- **Brief**
Each entry below is to be given again word for word, with no pictures.

--- START OF Data supplied ---

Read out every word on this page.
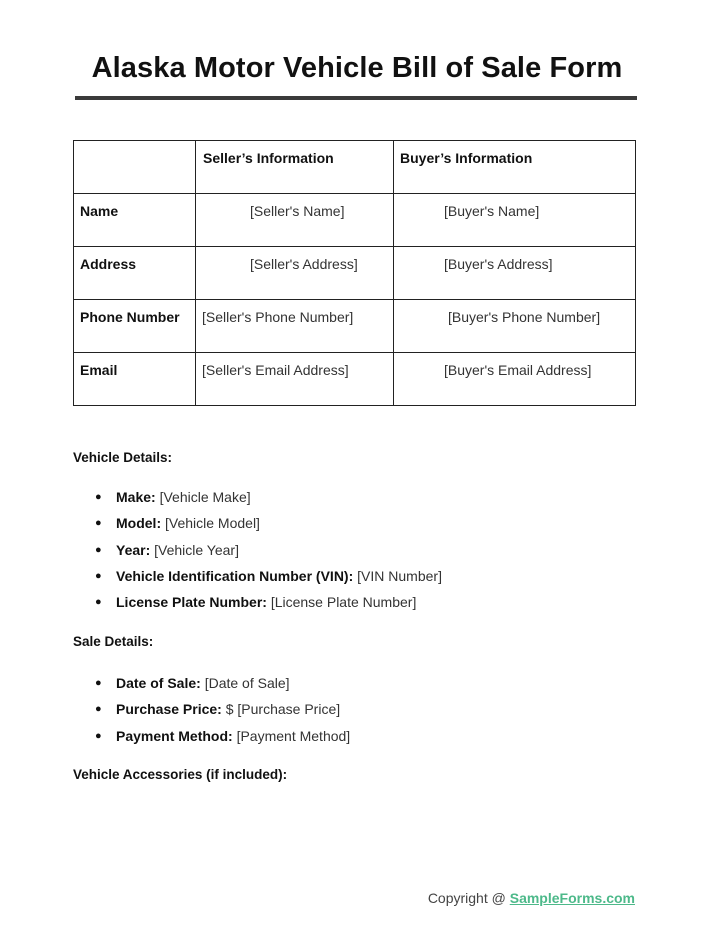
Alaska Motor Vehicle Bill of Sale Form
	Seller’s Information	Buyer’s Information
Name	[Seller's Name]	[Buyer's Name]
Address	[Seller's Address]	[Buyer's Address]
Phone Number	[Seller's Phone Number]	[Buyer's Phone Number]
Email	[Seller's Email Address]	[Buyer's Email Address]
Vehicle Details:
● Make: [Vehicle Make]
● Model: [Vehicle Model]
● Year: [Vehicle Year]
● Vehicle Identification Number (VIN): [VIN Number]
● License Plate Number: [License Plate Number]
Sale Details:
● Date of Sale: [Date of Sale]
● Purchase Price: $ [Purchase Price]
● Payment Method: [Payment Method]
Vehicle Accessories (if included):
Copyright @ SampleForms.com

--- END OF Data supplied ---

- **Exercise result**
Read out every word on this page.
Alaska Motor Vehicle Bill of Sale Form
	Seller’s Information	Buyer’s Information
Name	[Seller's Name]	[Buyer's Name]
Address	[Seller's Address]	[Buyer's Address]
Phone Number	[Seller's Phone Number]	[Buyer's Phone Number]
Email	[Seller's Email Address]	[Buyer's Email Address]
Vehicle Details:
● Make: [Vehicle Make]
● Model: [Vehicle Model]
● Year: [Vehicle Year]
● Vehicle Identification Number (VIN): [VIN Number]
● License Plate Number: [License Plate Number]
Sale Details:
● Date of Sale: [Date of Sale]
● Purchase Price: $ [Purchase Price]
● Payment Method: [Payment Method]
Vehicle Accessories (if included):
Copyright @ SampleForms.com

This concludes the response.